→ **TASK TO COMPLETE**
Single out the lines that include the word "from". Copy them.

→ **THE RECORDS**
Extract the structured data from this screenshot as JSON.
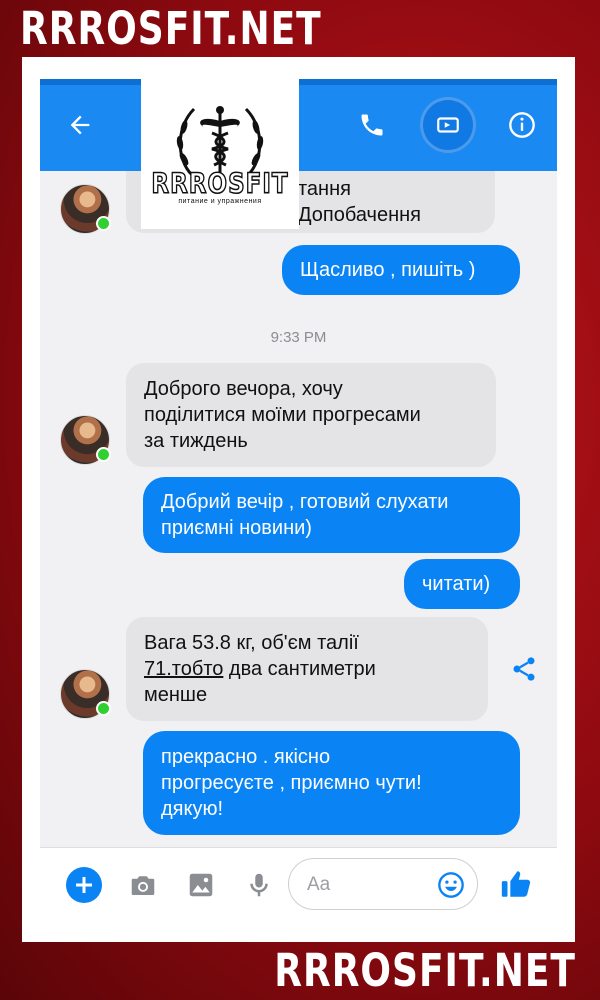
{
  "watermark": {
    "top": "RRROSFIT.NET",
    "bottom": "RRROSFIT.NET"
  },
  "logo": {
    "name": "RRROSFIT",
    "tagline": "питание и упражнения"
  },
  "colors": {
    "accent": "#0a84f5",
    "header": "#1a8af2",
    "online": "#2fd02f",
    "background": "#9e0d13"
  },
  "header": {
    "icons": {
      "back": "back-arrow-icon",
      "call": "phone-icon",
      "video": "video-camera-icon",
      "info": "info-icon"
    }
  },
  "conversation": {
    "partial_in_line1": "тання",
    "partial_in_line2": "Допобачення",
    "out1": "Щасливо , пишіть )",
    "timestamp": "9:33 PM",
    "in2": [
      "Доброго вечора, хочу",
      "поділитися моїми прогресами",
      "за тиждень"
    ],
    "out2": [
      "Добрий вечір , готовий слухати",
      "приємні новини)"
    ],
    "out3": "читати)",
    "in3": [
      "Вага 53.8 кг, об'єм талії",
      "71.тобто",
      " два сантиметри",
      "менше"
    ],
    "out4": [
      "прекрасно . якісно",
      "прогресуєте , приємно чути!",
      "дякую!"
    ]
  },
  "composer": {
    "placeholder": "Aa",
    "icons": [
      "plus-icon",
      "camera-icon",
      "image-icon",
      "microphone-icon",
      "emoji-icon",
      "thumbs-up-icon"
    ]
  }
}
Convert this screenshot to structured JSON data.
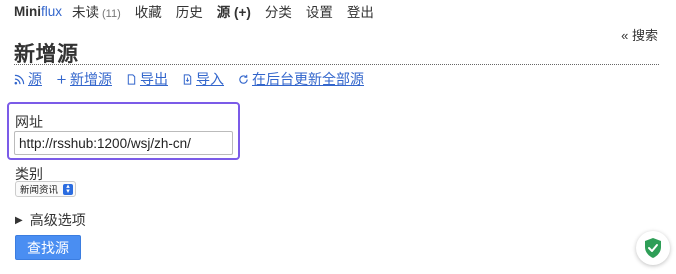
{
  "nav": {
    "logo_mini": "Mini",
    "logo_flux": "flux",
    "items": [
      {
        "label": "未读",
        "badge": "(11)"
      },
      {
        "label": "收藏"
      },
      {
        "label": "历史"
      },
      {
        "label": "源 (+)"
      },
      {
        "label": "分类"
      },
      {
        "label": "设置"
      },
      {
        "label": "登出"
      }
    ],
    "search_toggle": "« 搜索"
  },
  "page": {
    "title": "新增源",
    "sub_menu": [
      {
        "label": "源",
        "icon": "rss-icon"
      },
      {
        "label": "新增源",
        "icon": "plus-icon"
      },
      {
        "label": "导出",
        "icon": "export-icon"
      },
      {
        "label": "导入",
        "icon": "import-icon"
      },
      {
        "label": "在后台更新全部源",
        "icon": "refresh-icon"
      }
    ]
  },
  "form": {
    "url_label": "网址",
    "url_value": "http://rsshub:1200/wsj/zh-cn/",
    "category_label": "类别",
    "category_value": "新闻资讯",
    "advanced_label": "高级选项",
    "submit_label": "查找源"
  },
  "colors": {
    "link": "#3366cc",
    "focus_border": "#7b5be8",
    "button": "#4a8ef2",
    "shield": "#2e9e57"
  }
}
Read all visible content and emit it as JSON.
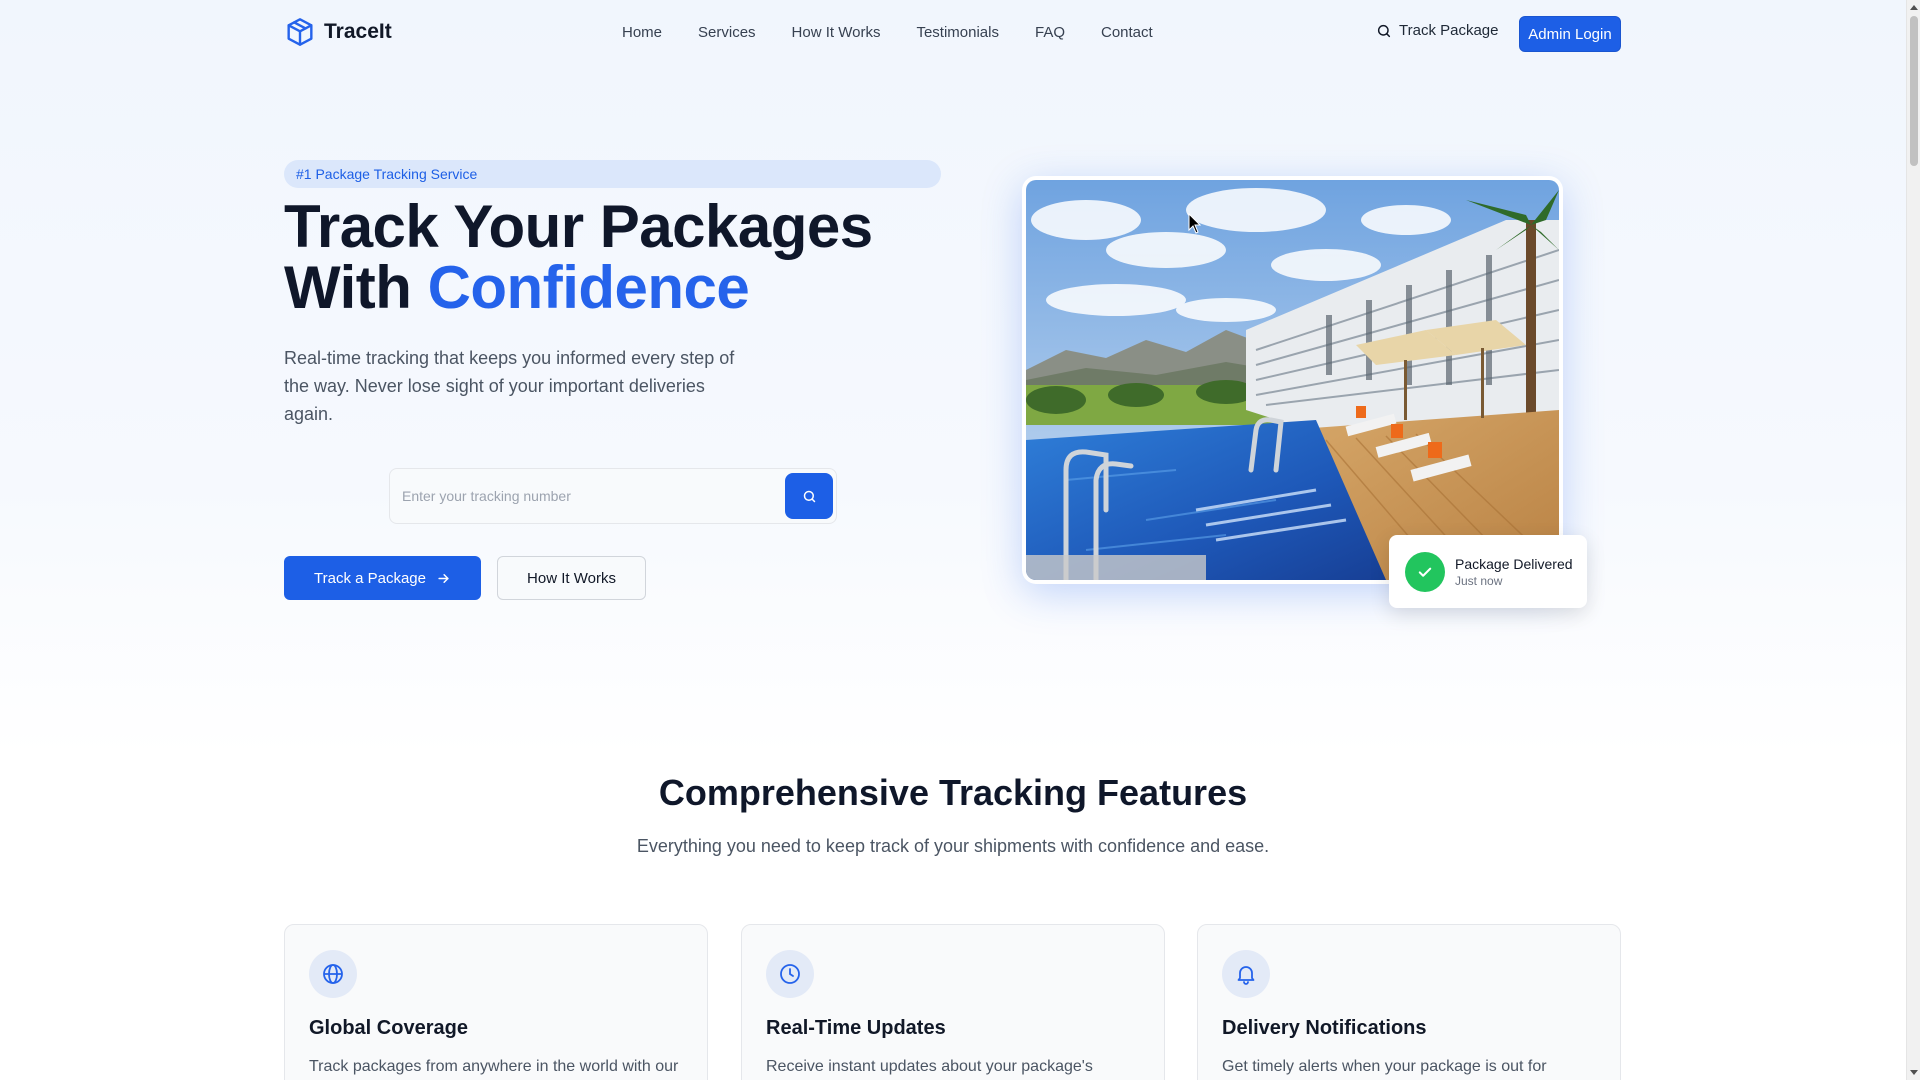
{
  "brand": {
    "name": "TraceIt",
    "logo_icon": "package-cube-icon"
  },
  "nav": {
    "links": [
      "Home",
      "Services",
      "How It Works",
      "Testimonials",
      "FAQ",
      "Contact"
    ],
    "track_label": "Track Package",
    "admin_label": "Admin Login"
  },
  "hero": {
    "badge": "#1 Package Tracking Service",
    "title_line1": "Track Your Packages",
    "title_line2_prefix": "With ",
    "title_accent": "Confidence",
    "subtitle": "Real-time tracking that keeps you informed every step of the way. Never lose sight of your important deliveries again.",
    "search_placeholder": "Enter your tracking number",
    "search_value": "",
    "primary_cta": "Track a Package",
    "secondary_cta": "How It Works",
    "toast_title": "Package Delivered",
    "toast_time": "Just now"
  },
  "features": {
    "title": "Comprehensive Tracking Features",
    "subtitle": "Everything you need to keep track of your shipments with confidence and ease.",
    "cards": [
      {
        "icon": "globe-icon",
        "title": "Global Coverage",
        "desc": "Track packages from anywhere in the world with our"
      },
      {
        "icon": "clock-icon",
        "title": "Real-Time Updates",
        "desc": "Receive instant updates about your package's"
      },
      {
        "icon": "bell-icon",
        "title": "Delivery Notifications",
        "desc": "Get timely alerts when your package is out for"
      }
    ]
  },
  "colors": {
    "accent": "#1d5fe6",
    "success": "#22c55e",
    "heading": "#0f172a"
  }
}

→ **REPLY TO THE TASK**
Extract the structured data from this screenshot as JSON.
        "desc": "Track packages from anywhere in the world with our"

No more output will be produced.